SHORT EXERCISE:
Write out the listing in full, matching it word for word.

INPUT FOR THIS TASK:
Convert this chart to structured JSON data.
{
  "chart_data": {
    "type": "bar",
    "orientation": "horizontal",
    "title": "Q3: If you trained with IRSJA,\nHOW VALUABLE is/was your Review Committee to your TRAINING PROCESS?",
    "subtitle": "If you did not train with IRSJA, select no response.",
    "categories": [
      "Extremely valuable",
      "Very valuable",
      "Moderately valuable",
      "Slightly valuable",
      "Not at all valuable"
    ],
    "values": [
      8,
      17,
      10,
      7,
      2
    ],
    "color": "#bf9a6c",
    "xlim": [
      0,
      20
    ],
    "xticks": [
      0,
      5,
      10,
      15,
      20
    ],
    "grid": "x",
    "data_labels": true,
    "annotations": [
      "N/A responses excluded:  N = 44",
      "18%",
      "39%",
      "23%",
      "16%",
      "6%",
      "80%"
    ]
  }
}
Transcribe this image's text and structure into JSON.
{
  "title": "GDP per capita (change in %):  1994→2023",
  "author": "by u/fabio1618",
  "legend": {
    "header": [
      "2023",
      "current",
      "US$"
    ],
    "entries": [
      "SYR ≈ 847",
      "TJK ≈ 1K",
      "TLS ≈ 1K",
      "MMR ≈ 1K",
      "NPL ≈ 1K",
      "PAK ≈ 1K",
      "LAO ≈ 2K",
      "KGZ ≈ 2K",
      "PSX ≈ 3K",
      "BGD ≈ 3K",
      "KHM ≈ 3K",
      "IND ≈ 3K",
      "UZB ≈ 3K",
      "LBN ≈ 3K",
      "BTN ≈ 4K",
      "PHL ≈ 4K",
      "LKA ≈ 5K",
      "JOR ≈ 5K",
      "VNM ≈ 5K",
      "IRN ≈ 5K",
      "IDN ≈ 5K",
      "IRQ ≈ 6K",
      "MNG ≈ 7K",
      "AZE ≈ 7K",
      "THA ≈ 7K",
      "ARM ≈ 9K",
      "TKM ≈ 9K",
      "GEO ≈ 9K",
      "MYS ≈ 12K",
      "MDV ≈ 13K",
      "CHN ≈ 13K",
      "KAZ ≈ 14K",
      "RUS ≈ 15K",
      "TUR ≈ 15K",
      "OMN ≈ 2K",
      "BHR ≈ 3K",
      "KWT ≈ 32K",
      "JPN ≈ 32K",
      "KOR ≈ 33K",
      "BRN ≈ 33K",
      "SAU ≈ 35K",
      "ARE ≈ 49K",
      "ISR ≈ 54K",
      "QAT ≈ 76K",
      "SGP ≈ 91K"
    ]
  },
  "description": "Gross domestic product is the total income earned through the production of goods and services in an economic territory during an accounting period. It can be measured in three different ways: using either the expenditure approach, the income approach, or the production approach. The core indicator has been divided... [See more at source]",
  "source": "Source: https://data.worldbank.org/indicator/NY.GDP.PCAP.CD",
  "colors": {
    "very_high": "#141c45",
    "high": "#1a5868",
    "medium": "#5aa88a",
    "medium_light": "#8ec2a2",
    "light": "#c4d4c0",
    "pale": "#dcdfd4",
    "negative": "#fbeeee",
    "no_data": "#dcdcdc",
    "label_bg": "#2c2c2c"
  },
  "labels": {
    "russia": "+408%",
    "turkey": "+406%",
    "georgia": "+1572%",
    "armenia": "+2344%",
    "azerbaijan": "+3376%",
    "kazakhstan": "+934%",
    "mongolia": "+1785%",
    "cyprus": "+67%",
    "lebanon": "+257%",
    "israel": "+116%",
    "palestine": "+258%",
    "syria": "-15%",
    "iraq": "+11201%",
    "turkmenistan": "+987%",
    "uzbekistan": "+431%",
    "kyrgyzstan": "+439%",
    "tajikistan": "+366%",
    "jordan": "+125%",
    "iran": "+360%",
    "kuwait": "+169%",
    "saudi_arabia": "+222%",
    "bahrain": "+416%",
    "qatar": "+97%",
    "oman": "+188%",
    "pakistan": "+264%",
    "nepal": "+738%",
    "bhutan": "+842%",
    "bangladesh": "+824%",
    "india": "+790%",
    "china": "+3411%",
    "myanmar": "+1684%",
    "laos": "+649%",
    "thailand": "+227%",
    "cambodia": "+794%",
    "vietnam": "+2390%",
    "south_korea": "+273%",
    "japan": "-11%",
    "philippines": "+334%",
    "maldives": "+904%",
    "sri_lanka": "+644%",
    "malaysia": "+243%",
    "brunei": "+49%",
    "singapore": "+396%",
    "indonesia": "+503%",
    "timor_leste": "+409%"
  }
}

EXPECTED ANSWER:
Convert this chart to structured JSON data.
{
  "chart_data": {
    "type": "bar",
    "orientation": "horizontal",
    "title": "Q3: If you trained with IRSJA,\nHOW VALUABLE is/was your Review Committee to your TRAINING PROCESS?",
    "subtitle": "If you did not train with IRSJA, select no response.",
    "categories": [
      "Extremely valuable",
      "Very valuable",
      "Moderately valuable",
      "Slightly valuable",
      "Not at all valuable"
    ],
    "values": [
      8,
      17,
      10,
      7,
      2
    ],
    "color": "#bf9a6c",
    "xlim": [
      0,
      20
    ],
    "xticks": [
      0,
      5,
      10,
      15,
      20
    ],
    "grid": "x",
    "data_labels": true,
    "annotations": [
      "N/A responses excluded:  N = 44",
      "18%",
      "39%",
      "23%",
      "16%",
      "6%",
      "80%"
    ]
  }
}
Transcribe this image's text and structure into JSON.
{
  "title": "GDP per capita (change in %):  1994→2023",
  "author": "by u/fabio1618",
  "legend": {
    "header": [
      "2023",
      "current",
      "US$"
    ],
    "entries": [
      "SYR ≈ 847",
      "TJK ≈ 1K",
      "TLS ≈ 1K",
      "MMR ≈ 1K",
      "NPL ≈ 1K",
      "PAK ≈ 1K",
      "LAO ≈ 2K",
      "KGZ ≈ 2K",
      "PSX ≈ 3K",
      "BGD ≈ 3K",
      "KHM ≈ 3K",
      "IND ≈ 3K",
      "UZB ≈ 3K",
      "LBN ≈ 3K",
      "BTN ≈ 4K",
      "PHL ≈ 4K",
      "LKA ≈ 5K",
      "JOR ≈ 5K",
      "VNM ≈ 5K",
      "IRN ≈ 5K",
      "IDN ≈ 5K",
      "IRQ ≈ 6K",
      "MNG ≈ 7K",
      "AZE ≈ 7K",
      "THA ≈ 7K",
      "ARM ≈ 9K",
      "TKM ≈ 9K",
      "GEO ≈ 9K",
      "MYS ≈ 12K",
      "MDV ≈ 13K",
      "CHN ≈ 13K",
      "KAZ ≈ 14K",
      "RUS ≈ 15K",
      "TUR ≈ 15K",
      "OMN ≈ 2K",
      "BHR ≈ 3K",
      "KWT ≈ 32K",
      "JPN ≈ 32K",
      "KOR ≈ 33K",
      "BRN ≈ 33K",
      "SAU ≈ 35K",
      "ARE ≈ 49K",
      "ISR ≈ 54K",
      "QAT ≈ 76K",
      "SGP ≈ 91K"
    ]
  },
  "description": "Gross domestic product is the total income earned through the production of goods and services in an economic territory during an accounting period. It can be measured in three different ways: using either the expenditure approach, the income approach, or the production approach. The core indicator has been divided... [See more at source]",
  "source": "Source: https://data.worldbank.org/indicator/NY.GDP.PCAP.CD",
  "colors": {
    "very_high": "#141c45",
    "high": "#1a5868",
    "medium": "#5aa88a",
    "medium_light": "#8ec2a2",
    "light": "#c4d4c0",
    "pale": "#dcdfd4",
    "negative": "#fbeeee",
    "no_data": "#dcdcdc",
    "label_bg": "#2c2c2c"
  },
  "labels": {
    "russia": "+408%",
    "turkey": "+406%",
    "georgia": "+1572%",
    "armenia": "+2344%",
    "azerbaijan": "+3376%",
    "kazakhstan": "+934%",
    "mongolia": "+1785%",
    "cyprus": "+67%",
    "lebanon": "+257%",
    "israel": "+116%",
    "palestine": "+258%",
    "syria": "-15%",
    "iraq": "+11201%",
    "turkmenistan": "+987%",
    "uzbekistan": "+431%",
    "kyrgyzstan": "+439%",
    "tajikistan": "+366%",
    "jordan": "+125%",
    "iran": "+360%",
    "kuwait": "+169%",
    "saudi_arabia": "+222%",
    "bahrain": "+416%",
    "qatar": "+97%",
    "oman": "+188%",
    "pakistan": "+264%",
    "nepal": "+738%",
    "bhutan": "+842%",
    "bangladesh": "+824%",
    "india": "+790%",
    "china": "+3411%",
    "myanmar": "+1684%",
    "laos": "+649%",
    "thailand": "+227%",
    "cambodia": "+794%",
    "vietnam": "+2390%",
    "south_korea": "+273%",
    "japan": "-11%",
    "philippines": "+334%",
    "maldives": "+904%",
    "sri_lanka": "+644%",
    "malaysia": "+243%",
    "brunei": "+49%",
    "singapore": "+396%",
    "indonesia": "+503%",
    "timor_leste": "+409%"
  }
}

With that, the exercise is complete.